4の台湾本土上陸のほかにも、1海峡封鎖、2弾道ミサイルのみでの攻撃、3島嶼への上陸が考えられる、とされています。

 3の離島上陸については、1949年に先例があります。福建省アモイ沖の離島、金門島に中国軍が上陸して、台湾軍と激戦を繰り広げました。この際、台湾軍は数でかなり劣勢であったのに、果敢に水際迎撃を行って中国軍を撃退しました。この際の台湾軍の訓練や指揮には、蒋介石に招聘されて密かに台湾にわたっていた旧日本軍人の軍事顧問団「白団」の指導が大きく貢献したといわれています。この紛争から60年目にあたる09年10月25日、台湾の馬総統は金門島で演説し「戦役がなければ、今日の台湾の成功はなかった。今後も台湾を防衛する決意に変わりはない」と強調しました。(時事通信)


 4の本土上陸については、全土占領をめざす大規模上陸のほか、少数の部隊を浸透させて政治経済の中枢だけを占拠する「斬首戦略」が考えられるといわれています。(参考:中国の斬首戦略と台湾侵攻シナリオ : 週刊オブイェクト

 現在、中台関係は小康状態にあります。しかし戦争の可能性が解消されたわけでは決してありません。

「融和の裏の攻防」

 毎日新聞の特集「台湾海峡・最前線:融和の裏の攻防」は、最近の中台の情勢をうまくまとめています。この特集では中国軍の「潜水艦」「サイバー戦」そして「斬首戦略」について書いています。

潜水艦の脅威

 中国の潜水艦は、先ほどあげた4シナリオのすべてにおいて重要な役割をにないます。海峡封鎖シナリオにおいては言うに及ばず、本土上陸シナリオにおいても、救援に来るアメリカ軍空母を足止めする役割を果たすと考えられています。それに対し台湾の対潜水艦能力は不足している、といわれています。

中国は圧倒的な優位を誇る米国の海軍力を意識し、この10年で潜水艦の戦力を増強させてきた。静音性に優れた最新鋭の元級潜水艦をはじめ原潜とディーゼル潜水艦を計60隻以上保有している。

抽出資料:
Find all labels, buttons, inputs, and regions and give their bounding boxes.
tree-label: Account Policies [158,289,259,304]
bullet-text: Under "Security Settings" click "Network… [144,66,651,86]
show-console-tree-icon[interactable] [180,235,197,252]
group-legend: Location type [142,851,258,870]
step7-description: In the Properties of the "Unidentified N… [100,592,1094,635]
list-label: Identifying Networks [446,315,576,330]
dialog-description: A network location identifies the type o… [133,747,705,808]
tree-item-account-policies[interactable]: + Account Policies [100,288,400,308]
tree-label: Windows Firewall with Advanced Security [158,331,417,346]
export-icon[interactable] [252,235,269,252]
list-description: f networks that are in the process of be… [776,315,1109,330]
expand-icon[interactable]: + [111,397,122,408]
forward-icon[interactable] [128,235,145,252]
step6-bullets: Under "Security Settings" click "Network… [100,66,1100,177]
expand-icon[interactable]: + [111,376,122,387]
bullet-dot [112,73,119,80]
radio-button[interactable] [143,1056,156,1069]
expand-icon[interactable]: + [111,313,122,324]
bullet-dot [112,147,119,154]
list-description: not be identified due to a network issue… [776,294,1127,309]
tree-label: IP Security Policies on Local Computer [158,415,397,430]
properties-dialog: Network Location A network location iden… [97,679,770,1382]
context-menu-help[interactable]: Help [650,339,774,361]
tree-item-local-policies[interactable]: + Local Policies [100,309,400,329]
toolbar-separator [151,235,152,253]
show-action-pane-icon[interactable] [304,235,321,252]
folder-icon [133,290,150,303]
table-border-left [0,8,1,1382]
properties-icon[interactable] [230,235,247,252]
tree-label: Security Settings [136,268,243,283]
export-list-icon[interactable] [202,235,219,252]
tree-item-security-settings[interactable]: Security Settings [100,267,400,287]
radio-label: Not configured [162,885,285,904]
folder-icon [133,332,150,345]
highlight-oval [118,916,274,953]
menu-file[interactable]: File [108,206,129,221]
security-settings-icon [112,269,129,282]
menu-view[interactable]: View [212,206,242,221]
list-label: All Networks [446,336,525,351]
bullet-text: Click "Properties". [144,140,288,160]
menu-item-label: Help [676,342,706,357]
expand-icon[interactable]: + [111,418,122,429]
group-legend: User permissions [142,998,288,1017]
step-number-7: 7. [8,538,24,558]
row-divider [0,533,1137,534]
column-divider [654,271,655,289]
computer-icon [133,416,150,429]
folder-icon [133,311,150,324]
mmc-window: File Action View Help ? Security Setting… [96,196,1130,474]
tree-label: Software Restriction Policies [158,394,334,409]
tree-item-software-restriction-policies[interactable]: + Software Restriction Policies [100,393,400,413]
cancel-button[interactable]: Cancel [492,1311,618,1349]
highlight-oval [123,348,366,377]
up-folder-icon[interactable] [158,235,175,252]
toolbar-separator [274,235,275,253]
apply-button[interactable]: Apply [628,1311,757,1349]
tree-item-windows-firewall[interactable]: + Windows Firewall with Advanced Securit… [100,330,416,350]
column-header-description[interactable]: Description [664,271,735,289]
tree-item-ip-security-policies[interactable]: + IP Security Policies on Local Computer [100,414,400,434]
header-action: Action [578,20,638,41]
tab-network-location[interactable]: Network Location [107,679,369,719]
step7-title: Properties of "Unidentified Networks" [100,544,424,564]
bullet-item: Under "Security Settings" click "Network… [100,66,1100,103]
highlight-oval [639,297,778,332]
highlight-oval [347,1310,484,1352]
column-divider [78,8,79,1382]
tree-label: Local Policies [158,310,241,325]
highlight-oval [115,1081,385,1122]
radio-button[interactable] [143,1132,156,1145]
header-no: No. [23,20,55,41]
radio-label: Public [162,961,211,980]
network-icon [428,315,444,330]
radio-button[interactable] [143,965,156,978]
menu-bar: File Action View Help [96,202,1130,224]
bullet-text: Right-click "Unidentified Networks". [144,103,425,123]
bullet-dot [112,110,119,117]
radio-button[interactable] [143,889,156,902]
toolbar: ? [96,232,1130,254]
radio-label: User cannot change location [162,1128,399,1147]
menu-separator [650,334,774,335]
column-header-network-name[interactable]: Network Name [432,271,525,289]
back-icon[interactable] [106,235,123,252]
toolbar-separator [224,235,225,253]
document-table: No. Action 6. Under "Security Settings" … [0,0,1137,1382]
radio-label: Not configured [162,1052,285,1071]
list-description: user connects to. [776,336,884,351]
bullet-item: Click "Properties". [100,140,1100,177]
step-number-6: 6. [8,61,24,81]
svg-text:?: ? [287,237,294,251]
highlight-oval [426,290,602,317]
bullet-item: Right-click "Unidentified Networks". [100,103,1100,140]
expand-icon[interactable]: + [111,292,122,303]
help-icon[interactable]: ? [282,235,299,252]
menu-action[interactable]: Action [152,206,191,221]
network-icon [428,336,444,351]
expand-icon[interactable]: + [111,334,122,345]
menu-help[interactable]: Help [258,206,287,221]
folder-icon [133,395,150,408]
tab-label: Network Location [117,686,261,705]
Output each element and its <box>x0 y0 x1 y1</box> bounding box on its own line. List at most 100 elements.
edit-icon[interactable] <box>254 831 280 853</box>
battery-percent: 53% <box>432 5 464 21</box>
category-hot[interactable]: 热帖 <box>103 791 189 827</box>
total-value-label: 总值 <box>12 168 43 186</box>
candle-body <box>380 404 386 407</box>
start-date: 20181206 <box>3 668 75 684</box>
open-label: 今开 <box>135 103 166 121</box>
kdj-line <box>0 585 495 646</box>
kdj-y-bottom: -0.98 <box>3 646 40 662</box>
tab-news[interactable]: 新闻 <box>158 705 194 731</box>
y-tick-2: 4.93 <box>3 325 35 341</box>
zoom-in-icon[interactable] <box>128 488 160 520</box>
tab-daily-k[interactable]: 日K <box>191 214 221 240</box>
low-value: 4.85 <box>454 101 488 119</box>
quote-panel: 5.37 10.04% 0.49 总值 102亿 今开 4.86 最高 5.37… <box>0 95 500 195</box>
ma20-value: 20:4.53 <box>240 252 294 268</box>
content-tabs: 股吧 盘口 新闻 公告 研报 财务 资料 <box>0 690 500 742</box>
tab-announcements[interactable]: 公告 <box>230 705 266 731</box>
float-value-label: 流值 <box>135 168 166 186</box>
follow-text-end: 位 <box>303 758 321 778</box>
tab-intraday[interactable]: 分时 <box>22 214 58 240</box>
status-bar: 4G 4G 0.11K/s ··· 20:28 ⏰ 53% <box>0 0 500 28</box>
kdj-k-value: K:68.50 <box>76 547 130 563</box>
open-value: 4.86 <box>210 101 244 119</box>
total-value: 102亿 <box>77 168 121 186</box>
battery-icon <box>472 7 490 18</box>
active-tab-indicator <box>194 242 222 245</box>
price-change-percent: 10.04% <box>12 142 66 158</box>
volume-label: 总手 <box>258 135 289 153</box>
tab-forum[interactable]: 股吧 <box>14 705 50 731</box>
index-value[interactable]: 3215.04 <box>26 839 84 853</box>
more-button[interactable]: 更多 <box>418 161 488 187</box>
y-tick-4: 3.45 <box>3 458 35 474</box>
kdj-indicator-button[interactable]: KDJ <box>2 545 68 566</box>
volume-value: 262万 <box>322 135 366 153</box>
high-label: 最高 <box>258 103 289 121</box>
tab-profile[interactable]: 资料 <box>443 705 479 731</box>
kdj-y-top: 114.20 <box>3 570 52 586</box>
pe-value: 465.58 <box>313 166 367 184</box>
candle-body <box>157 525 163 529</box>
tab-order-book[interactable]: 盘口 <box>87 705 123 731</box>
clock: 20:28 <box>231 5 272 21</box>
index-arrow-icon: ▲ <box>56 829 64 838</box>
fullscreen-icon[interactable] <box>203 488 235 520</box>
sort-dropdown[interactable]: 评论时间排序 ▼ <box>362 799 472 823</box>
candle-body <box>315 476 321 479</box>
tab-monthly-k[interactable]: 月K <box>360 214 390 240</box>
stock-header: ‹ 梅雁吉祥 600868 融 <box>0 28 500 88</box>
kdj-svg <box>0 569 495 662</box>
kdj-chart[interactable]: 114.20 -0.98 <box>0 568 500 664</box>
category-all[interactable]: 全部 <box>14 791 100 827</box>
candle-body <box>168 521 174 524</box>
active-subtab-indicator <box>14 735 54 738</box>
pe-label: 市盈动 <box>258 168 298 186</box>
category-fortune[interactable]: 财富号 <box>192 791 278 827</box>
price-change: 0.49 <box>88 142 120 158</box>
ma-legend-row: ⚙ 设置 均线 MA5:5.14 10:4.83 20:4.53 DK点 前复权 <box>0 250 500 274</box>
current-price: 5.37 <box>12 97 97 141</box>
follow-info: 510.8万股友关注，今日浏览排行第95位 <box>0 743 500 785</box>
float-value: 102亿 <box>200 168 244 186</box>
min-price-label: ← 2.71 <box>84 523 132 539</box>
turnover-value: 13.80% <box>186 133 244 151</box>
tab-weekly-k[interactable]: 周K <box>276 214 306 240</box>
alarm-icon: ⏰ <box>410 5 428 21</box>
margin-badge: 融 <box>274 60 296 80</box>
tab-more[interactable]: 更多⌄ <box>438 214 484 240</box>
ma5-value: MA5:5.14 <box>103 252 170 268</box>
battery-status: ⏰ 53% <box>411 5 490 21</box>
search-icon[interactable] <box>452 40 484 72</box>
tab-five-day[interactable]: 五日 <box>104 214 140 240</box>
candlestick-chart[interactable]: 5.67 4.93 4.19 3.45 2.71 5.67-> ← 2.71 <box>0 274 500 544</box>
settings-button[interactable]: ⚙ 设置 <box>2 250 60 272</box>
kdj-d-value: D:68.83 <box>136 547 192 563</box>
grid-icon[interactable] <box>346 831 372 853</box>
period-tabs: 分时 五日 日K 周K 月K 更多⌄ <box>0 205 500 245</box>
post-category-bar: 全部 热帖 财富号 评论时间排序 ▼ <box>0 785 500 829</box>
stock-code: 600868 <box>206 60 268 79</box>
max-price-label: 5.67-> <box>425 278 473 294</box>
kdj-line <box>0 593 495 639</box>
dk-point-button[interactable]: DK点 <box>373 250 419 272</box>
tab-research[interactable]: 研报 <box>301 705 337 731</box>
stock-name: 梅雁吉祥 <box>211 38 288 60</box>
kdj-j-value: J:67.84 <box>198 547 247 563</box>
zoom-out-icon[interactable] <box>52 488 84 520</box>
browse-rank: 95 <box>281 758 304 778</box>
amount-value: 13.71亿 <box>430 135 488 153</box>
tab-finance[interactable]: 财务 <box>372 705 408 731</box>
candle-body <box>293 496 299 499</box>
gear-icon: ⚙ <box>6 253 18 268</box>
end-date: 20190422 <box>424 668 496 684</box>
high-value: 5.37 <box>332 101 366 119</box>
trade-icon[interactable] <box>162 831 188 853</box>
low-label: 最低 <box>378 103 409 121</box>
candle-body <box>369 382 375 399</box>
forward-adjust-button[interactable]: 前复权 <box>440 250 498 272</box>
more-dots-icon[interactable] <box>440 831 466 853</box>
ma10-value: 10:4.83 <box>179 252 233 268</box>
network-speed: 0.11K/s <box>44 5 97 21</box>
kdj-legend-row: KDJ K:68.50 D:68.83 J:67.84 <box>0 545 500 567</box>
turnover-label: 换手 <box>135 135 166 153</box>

課題内容:
抜粋文の「3の離島上陸については」で始まる段落を、主な事実を残して箇条書きに書き直せ。

解答例:
- 離島上陸には1949年の先例がある。
- 中国軍が福建省アモイ沖の離島、金門島に上陸し、台湾軍と激戦になった。
- 台湾軍は数でかなり劣勢だったが、水際迎撃で中国軍を撃退した。
- 台湾軍の訓練や指揮には、旧日本軍人の軍事顧問団「白団」の指導が大きく貢献したといわれる。白団は蒋介石に招聘され、密かに台湾に渡っていた。
- 紛争から60年目の09年10月25日、馬総統は金門島で演説した。「戦役がなければ今日の台湾の成功はなかった」と述べ、台湾防衛の決意は今後も変わらないと強調した（時事通信）。